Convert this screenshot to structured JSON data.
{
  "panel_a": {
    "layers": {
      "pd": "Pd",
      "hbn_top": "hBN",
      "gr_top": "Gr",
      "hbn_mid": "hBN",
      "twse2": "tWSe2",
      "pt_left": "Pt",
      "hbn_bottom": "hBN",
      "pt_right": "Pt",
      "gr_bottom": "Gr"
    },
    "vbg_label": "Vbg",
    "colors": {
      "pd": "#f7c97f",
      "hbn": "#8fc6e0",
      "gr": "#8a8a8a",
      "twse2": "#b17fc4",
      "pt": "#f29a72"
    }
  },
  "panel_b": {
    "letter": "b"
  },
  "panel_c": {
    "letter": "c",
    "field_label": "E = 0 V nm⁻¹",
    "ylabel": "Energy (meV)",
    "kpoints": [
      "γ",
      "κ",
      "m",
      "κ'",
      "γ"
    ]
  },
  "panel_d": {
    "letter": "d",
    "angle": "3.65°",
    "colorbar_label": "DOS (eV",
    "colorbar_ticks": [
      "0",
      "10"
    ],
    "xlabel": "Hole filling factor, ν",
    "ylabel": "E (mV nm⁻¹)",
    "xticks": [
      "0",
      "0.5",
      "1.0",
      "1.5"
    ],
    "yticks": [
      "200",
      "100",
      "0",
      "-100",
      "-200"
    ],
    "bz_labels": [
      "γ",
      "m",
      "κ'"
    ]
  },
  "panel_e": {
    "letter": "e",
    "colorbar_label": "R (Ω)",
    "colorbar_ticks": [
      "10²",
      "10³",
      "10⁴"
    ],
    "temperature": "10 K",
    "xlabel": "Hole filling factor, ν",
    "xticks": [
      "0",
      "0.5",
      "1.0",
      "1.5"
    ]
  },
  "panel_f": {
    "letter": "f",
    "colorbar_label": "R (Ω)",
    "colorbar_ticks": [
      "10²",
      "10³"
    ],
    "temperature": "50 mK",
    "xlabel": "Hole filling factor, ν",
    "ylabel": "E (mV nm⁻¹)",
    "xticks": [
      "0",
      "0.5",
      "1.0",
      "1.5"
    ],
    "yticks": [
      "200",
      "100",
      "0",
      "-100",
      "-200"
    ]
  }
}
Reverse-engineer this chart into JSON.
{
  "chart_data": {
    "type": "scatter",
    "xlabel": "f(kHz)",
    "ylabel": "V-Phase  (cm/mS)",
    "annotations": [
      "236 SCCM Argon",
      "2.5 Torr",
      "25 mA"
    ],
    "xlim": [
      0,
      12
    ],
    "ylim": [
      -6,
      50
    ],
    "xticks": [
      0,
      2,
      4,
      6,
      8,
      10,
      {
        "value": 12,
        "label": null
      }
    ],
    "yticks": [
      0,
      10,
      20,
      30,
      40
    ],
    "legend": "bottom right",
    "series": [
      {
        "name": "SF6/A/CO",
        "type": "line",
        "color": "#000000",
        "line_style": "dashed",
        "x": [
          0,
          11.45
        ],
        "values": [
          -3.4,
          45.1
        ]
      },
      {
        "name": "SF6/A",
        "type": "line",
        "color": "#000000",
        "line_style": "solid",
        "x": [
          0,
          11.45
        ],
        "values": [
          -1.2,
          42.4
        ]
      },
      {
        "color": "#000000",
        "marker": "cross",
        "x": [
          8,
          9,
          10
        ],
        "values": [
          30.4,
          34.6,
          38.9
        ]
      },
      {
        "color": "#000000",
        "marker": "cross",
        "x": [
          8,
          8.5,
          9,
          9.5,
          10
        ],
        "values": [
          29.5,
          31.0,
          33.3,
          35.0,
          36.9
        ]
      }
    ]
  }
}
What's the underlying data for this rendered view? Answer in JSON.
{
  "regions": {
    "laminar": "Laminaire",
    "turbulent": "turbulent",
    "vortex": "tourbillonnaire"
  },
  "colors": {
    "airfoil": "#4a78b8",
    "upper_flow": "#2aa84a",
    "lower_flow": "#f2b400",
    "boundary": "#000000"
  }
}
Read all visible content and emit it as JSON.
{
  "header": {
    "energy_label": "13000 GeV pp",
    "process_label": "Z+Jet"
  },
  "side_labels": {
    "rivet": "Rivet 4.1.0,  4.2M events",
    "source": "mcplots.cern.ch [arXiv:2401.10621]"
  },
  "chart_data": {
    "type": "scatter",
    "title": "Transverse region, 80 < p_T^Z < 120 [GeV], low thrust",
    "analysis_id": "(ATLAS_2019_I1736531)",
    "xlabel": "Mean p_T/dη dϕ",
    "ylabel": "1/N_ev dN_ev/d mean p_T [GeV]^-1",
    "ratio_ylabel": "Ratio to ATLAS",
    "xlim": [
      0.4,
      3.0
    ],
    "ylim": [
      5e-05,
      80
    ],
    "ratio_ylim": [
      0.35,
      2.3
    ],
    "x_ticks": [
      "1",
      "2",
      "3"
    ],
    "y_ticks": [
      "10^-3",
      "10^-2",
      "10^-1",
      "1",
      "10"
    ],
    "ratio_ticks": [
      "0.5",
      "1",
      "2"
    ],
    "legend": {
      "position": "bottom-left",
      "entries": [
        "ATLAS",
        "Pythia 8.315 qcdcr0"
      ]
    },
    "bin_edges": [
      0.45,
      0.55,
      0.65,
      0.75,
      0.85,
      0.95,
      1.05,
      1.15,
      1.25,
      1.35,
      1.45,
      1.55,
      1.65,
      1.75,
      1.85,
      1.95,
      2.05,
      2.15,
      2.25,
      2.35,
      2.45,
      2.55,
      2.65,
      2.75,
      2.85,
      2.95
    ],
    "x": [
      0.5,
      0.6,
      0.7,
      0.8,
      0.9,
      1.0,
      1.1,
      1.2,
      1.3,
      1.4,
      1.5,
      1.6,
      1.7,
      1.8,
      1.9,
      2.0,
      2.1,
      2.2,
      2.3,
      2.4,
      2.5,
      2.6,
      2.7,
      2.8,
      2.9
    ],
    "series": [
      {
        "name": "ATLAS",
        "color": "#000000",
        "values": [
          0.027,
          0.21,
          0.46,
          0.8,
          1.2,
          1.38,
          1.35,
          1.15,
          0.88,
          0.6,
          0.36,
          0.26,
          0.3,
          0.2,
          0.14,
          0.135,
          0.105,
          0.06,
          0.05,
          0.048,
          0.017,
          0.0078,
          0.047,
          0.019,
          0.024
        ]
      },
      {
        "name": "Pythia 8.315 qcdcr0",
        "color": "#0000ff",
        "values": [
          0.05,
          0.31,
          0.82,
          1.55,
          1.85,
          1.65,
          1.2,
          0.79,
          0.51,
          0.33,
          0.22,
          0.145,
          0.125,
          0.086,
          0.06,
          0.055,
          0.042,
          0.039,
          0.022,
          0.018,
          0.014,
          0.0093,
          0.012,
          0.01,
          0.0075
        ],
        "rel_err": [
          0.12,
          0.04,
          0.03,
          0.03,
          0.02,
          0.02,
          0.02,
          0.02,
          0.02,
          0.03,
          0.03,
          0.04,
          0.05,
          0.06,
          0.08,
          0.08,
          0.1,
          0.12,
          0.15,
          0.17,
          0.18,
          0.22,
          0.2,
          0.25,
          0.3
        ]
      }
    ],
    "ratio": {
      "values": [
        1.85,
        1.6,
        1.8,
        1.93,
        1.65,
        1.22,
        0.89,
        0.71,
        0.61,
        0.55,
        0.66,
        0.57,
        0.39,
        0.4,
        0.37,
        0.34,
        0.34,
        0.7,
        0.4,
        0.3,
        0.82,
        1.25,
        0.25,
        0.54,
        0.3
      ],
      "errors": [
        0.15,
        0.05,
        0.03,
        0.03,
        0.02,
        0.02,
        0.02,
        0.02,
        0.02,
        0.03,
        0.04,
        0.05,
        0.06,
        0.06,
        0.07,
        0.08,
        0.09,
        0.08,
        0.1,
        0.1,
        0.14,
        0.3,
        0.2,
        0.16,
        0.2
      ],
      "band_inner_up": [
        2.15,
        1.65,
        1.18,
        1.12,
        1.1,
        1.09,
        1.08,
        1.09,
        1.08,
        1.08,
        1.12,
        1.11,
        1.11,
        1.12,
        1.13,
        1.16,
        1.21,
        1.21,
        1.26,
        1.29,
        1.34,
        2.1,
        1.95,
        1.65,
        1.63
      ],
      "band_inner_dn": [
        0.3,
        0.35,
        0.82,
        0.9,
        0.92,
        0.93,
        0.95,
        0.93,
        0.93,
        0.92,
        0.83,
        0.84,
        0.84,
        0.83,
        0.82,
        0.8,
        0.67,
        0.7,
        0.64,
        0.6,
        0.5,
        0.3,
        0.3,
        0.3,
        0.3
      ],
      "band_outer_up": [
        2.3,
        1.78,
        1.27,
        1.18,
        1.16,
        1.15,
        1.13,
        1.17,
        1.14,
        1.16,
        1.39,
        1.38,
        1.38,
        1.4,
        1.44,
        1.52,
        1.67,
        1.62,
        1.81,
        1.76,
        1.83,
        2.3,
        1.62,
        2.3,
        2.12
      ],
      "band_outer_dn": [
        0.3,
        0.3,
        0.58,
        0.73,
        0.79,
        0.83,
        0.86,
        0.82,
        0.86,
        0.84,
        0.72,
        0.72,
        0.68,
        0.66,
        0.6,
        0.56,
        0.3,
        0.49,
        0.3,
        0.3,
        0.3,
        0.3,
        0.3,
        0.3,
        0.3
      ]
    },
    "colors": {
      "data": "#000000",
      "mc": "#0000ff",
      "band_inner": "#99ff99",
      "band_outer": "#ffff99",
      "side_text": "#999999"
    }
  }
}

Given problem =
Return, from the data, each line that has the word "name" in it.

Answer to this task =
        "name": "SF6/A/CO",
        "name": "SF6/A",
        "name": "ATLAS",
        "name": "Pythia 8.315 qcdcr0",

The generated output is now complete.